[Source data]
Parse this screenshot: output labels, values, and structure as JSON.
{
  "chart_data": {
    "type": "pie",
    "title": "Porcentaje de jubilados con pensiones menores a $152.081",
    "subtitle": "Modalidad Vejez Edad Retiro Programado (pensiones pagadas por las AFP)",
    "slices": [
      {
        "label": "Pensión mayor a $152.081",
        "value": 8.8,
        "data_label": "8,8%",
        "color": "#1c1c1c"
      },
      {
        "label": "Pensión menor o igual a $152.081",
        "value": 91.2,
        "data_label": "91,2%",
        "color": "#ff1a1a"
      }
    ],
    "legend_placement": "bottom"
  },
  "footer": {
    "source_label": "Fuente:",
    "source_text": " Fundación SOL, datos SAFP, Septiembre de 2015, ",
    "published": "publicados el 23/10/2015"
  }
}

INSTRUCTIONS FOR THE TASK :: All of the entries above should be written out again exactly.

ANSWER TO THIS EXERCISE ::
Parse this screenshot: output labels, values, and structure as JSON.
{
  "chart_data": {
    "type": "pie",
    "title": "Porcentaje de jubilados con pensiones menores a $152.081",
    "subtitle": "Modalidad Vejez Edad Retiro Programado (pensiones pagadas por las AFP)",
    "slices": [
      {
        "label": "Pensión mayor a $152.081",
        "value": 8.8,
        "data_label": "8,8%",
        "color": "#1c1c1c"
      },
      {
        "label": "Pensión menor o igual a $152.081",
        "value": 91.2,
        "data_label": "91,2%",
        "color": "#ff1a1a"
      }
    ],
    "legend_placement": "bottom"
  },
  "footer": {
    "source_label": "Fuente:",
    "source_text": " Fundación SOL, datos SAFP, Septiembre de 2015, ",
    "published": "publicados el 23/10/2015"
  }
}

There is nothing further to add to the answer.